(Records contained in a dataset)
○ ○ ○ ○ ○

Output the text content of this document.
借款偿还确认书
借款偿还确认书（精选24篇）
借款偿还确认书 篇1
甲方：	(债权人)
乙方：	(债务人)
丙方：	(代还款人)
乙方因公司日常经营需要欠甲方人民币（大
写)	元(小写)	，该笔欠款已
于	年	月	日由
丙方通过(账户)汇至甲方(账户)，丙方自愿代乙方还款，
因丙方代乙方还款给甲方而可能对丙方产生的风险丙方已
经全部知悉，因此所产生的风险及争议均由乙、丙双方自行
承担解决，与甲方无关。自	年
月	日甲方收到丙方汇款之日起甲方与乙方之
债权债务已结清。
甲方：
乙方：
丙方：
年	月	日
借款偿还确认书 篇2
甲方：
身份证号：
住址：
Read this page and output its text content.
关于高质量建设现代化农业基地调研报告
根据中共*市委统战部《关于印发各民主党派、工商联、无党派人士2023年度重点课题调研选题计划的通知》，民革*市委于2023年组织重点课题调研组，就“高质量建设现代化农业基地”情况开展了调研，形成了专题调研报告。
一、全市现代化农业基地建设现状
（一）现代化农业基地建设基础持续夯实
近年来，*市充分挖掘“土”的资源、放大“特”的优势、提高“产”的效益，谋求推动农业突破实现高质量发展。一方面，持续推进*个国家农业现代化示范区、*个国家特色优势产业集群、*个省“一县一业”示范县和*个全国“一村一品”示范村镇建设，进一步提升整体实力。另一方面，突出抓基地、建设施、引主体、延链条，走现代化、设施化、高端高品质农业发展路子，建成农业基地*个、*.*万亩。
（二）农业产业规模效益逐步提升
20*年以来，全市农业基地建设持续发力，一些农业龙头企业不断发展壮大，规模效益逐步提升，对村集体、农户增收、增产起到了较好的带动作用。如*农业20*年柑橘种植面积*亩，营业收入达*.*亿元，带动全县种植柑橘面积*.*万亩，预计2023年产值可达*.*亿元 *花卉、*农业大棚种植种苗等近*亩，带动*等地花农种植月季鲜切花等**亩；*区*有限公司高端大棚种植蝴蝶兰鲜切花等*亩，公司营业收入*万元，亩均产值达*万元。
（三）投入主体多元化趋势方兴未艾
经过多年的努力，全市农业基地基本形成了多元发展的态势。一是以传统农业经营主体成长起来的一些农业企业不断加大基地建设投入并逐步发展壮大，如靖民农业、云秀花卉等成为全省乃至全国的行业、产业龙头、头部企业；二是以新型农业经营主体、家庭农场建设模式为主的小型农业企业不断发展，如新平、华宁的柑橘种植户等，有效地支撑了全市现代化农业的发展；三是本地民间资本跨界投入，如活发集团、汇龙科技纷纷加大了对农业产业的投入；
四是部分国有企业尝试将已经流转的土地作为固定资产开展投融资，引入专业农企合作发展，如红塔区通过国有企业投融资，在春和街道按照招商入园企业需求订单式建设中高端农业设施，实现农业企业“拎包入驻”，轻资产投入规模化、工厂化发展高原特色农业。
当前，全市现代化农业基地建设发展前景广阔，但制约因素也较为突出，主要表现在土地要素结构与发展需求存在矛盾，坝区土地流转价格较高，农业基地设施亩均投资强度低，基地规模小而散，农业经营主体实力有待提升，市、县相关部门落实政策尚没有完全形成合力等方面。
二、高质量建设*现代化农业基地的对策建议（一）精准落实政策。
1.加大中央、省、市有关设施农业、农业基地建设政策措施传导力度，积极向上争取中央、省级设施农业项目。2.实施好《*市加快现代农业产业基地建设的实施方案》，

○ ○ ○ ○ ○

Task requirements: Repeat each record in full; every line must match exactly.

Solution:
Output the text content of this document.
借款偿还确认书
借款偿还确认书（精选24篇）
借款偿还确认书 篇1
甲方：	(债权人)
乙方：	(债务人)
丙方：	(代还款人)
乙方因公司日常经营需要欠甲方人民币（大
写)	元(小写)	，该笔欠款已
于	年	月	日由
丙方通过(账户)汇至甲方(账户)，丙方自愿代乙方还款，
因丙方代乙方还款给甲方而可能对丙方产生的风险丙方已
经全部知悉，因此所产生的风险及争议均由乙、丙双方自行
承担解决，与甲方无关。自	年
月	日甲方收到丙方汇款之日起甲方与乙方之
债权债务已结清。
甲方：
乙方：
丙方：
年	月	日
借款偿还确认书 篇2
甲方：
身份证号：
住址：
Read this page and output its text content.
关于高质量建设现代化农业基地调研报告
根据中共*市委统战部《关于印发各民主党派、工商联、无党派人士2023年度重点课题调研选题计划的通知》，民革*市委于2023年组织重点课题调研组，就“高质量建设现代化农业基地”情况开展了调研，形成了专题调研报告。
一、全市现代化农业基地建设现状
（一）现代化农业基地建设基础持续夯实
近年来，*市充分挖掘“土”的资源、放大“特”的优势、提高“产”的效益，谋求推动农业突破实现高质量发展。一方面，持续推进*个国家农业现代化示范区、*个国家特色优势产业集群、*个省“一县一业”示范县和*个全国“一村一品”示范村镇建设，进一步提升整体实力。另一方面，突出抓基地、建设施、引主体、延链条，走现代化、设施化、高端高品质农业发展路子，建成农业基地*个、*.*万亩。
（二）农业产业规模效益逐步提升
20*年以来，全市农业基地建设持续发力，一些农业龙头企业不断发展壮大，规模效益逐步提升，对村集体、农户增收、增产起到了较好的带动作用。如*农业20*年柑橘种植面积*亩，营业收入达*.*亿元，带动全县种植柑橘面积*.*万亩，预计2023年产值可达*.*亿元 *花卉、*农业大棚种植种苗等近*亩，带动*等地花农种植月季鲜切花等**亩；*区*有限公司高端大棚种植蝴蝶兰鲜切花等*亩，公司营业收入*万元，亩均产值达*万元。
（三）投入主体多元化趋势方兴未艾
经过多年的努力，全市农业基地基本形成了多元发展的态势。一是以传统农业经营主体成长起来的一些农业企业不断加大基地建设投入并逐步发展壮大，如靖民农业、云秀花卉等成为全省乃至全国的行业、产业龙头、头部企业；二是以新型农业经营主体、家庭农场建设模式为主的小型农业企业不断发展，如新平、华宁的柑橘种植户等，有效地支撑了全市现代化农业的发展；三是本地民间资本跨界投入，如活发集团、汇龙科技纷纷加大了对农业产业的投入；
四是部分国有企业尝试将已经流转的土地作为固定资产开展投融资，引入专业农企合作发展，如红塔区通过国有企业投融资，在春和街道按照招商入园企业需求订单式建设中高端农业设施，实现农业企业“拎包入驻”，轻资产投入规模化、工厂化发展高原特色农业。
当前，全市现代化农业基地建设发展前景广阔，但制约因素也较为突出，主要表现在土地要素结构与发展需求存在矛盾，坝区土地流转价格较高，农业基地设施亩均投资强度低，基地规模小而散，农业经营主体实力有待提升，市、县相关部门落实政策尚没有完全形成合力等方面。
二、高质量建设*现代化农业基地的对策建议（一）精准落实政策。
1.加大中央、省、市有关设施农业、农业基地建设政策措施传导力度，积极向上争取中央、省级设施农业项目。2.实施好《*市加快现代农业产业基地建设的实施方案》，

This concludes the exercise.